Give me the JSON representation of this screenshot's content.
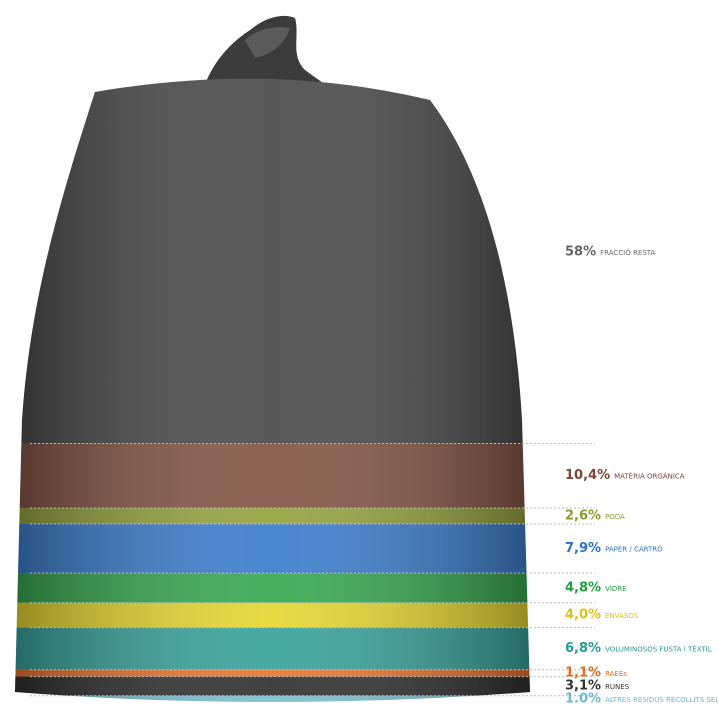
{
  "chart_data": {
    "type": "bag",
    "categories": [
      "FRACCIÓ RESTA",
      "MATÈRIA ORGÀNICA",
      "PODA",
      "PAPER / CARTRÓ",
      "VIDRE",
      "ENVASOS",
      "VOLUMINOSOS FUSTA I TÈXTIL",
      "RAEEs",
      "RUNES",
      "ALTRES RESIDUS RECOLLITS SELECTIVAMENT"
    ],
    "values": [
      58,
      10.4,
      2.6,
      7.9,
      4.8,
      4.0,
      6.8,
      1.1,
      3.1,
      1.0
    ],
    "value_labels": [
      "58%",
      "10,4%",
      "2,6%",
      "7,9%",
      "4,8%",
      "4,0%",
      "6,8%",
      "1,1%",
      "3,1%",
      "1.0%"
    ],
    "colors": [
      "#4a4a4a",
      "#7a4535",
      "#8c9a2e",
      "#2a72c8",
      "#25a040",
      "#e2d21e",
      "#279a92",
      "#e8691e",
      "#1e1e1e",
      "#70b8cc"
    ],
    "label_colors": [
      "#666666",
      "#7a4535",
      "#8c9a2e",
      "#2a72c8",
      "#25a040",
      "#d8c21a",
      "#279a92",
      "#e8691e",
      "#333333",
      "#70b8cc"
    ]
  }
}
□ □ □
» **TO DO**: Leave out the pictures and print every line of the data exactly.

» **RESULT OF THE EXERCISE**:
Give me the JSON representation of this screenshot's content.
{
  "chart_data": {
    "type": "bag",
    "categories": [
      "FRACCIÓ RESTA",
      "MATÈRIA ORGÀNICA",
      "PODA",
      "PAPER / CARTRÓ",
      "VIDRE",
      "ENVASOS",
      "VOLUMINOSOS FUSTA I TÈXTIL",
      "RAEEs",
      "RUNES",
      "ALTRES RESIDUS RECOLLITS SELECTIVAMENT"
    ],
    "values": [
      58,
      10.4,
      2.6,
      7.9,
      4.8,
      4.0,
      6.8,
      1.1,
      3.1,
      1.0
    ],
    "value_labels": [
      "58%",
      "10,4%",
      "2,6%",
      "7,9%",
      "4,8%",
      "4,0%",
      "6,8%",
      "1,1%",
      "3,1%",
      "1.0%"
    ],
    "colors": [
      "#4a4a4a",
      "#7a4535",
      "#8c9a2e",
      "#2a72c8",
      "#25a040",
      "#e2d21e",
      "#279a92",
      "#e8691e",
      "#1e1e1e",
      "#70b8cc"
    ],
    "label_colors": [
      "#666666",
      "#7a4535",
      "#8c9a2e",
      "#2a72c8",
      "#25a040",
      "#d8c21a",
      "#279a92",
      "#e8691e",
      "#333333",
      "#70b8cc"
    ]
  }
}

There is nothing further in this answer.